▸ **RECORDS FOR THE EXERCISE**
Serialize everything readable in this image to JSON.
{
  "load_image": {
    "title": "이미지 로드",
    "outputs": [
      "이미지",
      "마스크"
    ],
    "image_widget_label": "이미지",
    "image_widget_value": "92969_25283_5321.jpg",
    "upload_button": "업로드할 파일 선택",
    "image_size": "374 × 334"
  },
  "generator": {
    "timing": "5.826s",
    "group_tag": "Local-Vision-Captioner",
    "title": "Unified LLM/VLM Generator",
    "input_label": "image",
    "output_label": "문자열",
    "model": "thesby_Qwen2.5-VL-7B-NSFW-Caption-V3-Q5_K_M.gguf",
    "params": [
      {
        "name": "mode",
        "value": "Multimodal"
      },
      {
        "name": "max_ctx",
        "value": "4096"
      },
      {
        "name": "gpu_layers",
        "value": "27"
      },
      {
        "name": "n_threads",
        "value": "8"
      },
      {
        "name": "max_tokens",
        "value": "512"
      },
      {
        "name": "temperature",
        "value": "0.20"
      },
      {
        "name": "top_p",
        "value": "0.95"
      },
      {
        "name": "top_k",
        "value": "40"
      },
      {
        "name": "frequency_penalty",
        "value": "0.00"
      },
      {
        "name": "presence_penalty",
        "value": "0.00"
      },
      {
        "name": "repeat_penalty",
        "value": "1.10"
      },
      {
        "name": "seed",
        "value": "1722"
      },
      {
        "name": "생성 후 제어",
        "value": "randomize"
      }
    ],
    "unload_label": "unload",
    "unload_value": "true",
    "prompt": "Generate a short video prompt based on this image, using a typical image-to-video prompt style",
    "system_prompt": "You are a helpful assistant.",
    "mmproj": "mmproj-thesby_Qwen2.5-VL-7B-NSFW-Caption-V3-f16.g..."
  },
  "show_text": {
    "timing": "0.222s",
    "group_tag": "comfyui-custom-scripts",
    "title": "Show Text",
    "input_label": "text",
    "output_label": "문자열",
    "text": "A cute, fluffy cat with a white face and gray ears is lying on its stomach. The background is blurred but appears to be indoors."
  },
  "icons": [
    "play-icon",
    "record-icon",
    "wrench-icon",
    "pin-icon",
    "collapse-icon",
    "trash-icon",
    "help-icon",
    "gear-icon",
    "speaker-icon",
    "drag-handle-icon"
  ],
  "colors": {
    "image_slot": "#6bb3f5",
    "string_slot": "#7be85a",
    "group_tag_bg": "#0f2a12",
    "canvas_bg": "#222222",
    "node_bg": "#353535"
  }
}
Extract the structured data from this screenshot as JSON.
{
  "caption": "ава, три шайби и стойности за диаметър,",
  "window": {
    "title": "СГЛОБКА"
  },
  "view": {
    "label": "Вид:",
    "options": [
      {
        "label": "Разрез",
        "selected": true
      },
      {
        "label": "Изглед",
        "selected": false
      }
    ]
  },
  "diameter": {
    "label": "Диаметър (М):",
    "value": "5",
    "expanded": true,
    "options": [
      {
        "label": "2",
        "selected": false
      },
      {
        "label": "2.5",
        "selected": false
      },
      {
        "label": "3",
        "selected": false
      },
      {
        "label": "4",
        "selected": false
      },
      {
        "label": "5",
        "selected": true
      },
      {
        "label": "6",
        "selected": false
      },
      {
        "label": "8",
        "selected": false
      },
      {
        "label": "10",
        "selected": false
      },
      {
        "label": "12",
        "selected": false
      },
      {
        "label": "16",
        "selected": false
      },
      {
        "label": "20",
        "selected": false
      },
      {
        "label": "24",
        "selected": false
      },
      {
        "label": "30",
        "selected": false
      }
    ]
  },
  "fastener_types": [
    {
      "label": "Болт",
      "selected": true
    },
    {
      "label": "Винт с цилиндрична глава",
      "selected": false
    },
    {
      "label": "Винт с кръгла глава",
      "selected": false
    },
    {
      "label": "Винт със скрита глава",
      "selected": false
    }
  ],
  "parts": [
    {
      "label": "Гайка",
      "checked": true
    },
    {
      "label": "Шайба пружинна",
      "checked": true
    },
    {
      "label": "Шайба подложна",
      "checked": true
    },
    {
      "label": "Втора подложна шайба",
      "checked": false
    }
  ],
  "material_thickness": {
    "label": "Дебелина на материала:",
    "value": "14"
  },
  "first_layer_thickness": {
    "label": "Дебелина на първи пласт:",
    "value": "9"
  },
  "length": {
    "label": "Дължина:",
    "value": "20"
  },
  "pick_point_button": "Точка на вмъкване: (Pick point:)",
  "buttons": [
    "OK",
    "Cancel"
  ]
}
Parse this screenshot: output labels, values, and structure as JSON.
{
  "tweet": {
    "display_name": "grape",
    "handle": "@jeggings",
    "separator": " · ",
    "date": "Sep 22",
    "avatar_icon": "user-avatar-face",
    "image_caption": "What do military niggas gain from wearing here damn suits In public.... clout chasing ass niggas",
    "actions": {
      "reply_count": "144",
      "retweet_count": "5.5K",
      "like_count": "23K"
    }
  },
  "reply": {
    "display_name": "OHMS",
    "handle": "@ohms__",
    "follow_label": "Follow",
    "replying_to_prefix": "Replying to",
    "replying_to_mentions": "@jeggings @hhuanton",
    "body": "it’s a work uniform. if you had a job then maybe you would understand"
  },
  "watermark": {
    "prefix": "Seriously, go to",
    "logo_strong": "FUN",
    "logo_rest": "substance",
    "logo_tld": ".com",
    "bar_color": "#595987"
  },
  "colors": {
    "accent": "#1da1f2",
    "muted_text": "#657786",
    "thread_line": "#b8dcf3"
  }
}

▸ **WRITTEN EXERCISE**
Look through the material above. Copy each line where the word "handle" appears.

▸ **FULL OUTPUT**
    "drag-handle-icon"
    "handle": "@jeggings",
    "handle": "@ohms__",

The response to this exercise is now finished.